> Selection
....................

George H. Morrison - Devotional Sermons
Devotional For
June 5
Seeming to Have
From him shall be taken even that which
he seemeth to have--Luk 8:18
Not Hypocrisy but Self-Deception
You will observe that when our Lord speaks
of the man who seems to have, He is not referring to the hypocrite. Our Lord
poured out the vials of His wrath upon the hypocrite, but it is not the
hypocrite who is in question here. There is a sense in which every hypocrite
seems to have. He makes pretentions to virtues or to graces that he does not in
reality possess. But then he is aware, more or less clearly, that he lacks
them. The hypocrite deceives others, not himself. But this is a case of genuine
self-deception. The man is not practicing trickery on anybody. There are things
that a man may imagine that he has, and Jesus says he only seems to have them.
The Pharisees--More Self-Deceived Than
Hypocritical
There are one or two notable instances of
this in the New Testament. For example, there is the Pharisee in the parable.
We quite mistake the meaning of that parable if we think that the Pharisee was
consciously a hypocrite. The moral of the story lay in this, that it was spoken
to those who trusted in themselves that they were righteous. The Pharisee
thanked God quite sincerely that he was a great deal better than his neighbor.
He believed most genuinely in his superior self. There was no question in his
own mind of his possessions. And the tragedy of the man's career is found in
this, that he only seemed to have.
The Church of Laodicea Was Self-Deceived
On a larger stage we are faced by the same
spirit in the Church of Laodicea in the Apocalypse. It was a very prosperous
and comfortable church. I am rich, it said. I am increased with goods, I have
need of nothing. An exceedingly snug and smug society, with its own peculiar
Laodicean smile. Yet thou art wretched, said the Spirit of God; and thou art
miserable, and poor and blind and naked! The tragedy of that church's career is
found in this, that it, too, only seemed to have.
The Causes of Self-Deception
I venture, then, to speak for a little on
that most subtle form of self-deceit. There is probably not one of us, in pew
or pulpit, but is giving himself credit for what he does not possess. Now, how
is this? Can we detect the causes of this delusion? I shall endeavor to touch
on some of them.
1. Inexperience
The first and most innocent of all is
inexperience. In all inexperience there is a seeming to have, which the rough
and pushing world helps to dispel. I take it that every rightly constituted
youth has a kind of lurking scorn for all his ancestors. All things are
possible to faith, says the apostle. And all things are possible to
one-and-twenty also. Unmatched with the intellect and power of the great world,
untried by the searching discipline of life, we seem to have aptitudes, touches
of heaven within us, that will carry us to the front imperiously. And then we
are launched into the great depths of life, and we find there were brave men
before Agamemnon. it is a humbling and sobering experience. We have to recast
everything, before we are through. But at least we come to know what we
possess. We learn what we can do, and what we cannot. When we were immature and
inexperienced, before we had come to grips with actuality--ah, then we seemed
to have. Today we have far less, but it is ours.

....................

> Work to do
1. Translate this sentence from the sermon on seeming to have into Spanish: "The hypocrite deceives others, not himself."
2. According to the sermon on seeming to have, what is the first and most innocent cause of self-deception?
3. Carry the sermon on seeming to have forward from the point where it stops.

> Given material
....................

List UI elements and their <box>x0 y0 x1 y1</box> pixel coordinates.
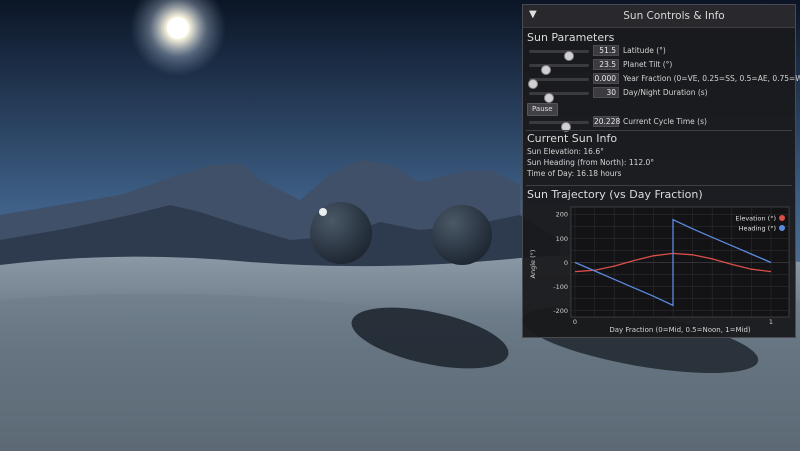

....................

> Solved problems
1. El hipócrita engaña a los demás, no a sí mismo.

2. Inexperience.

3.
2. Self-Love
Again, this strange deception is intimately
connected with self-love. We seem to have much that we do not really have,
simply because we love ourselves so well. In all love, even the very purest,
there is a subtle and most exquisite flattery. Love is not worthy of its name
at all, unless it clothes its object with a thousand graces. You fathers and
mothers--you don't know how much you seem to have to your young children, it is
enough to make the hardest of us cry to God for mercy when we remember that, to
our child of five, we are still perfect. You know the kind of week you spent
last week; yet to your little family there is not a stain on you. Such love is
wonderful. Was there ever a mother who was not quite convinced that her
one-year-old was a most marvelous child? He seems to be, because she loves him
so. I think you see, then, the point I wish to make. Love can make any
wilderness blossom as the rose. And never a child loved the most honored
father, and never a mother loved the dearest child, more passionately than most
men love themselves, it is thus that we seem to have, just because self-love is
dominant. It is thus that he that hateth his life for Christ's sake begins to
learn the secret of self-knowledge. "He that loveth his life shall lose
it; and he that hateth his life in this world shall keep it unto life
eternal."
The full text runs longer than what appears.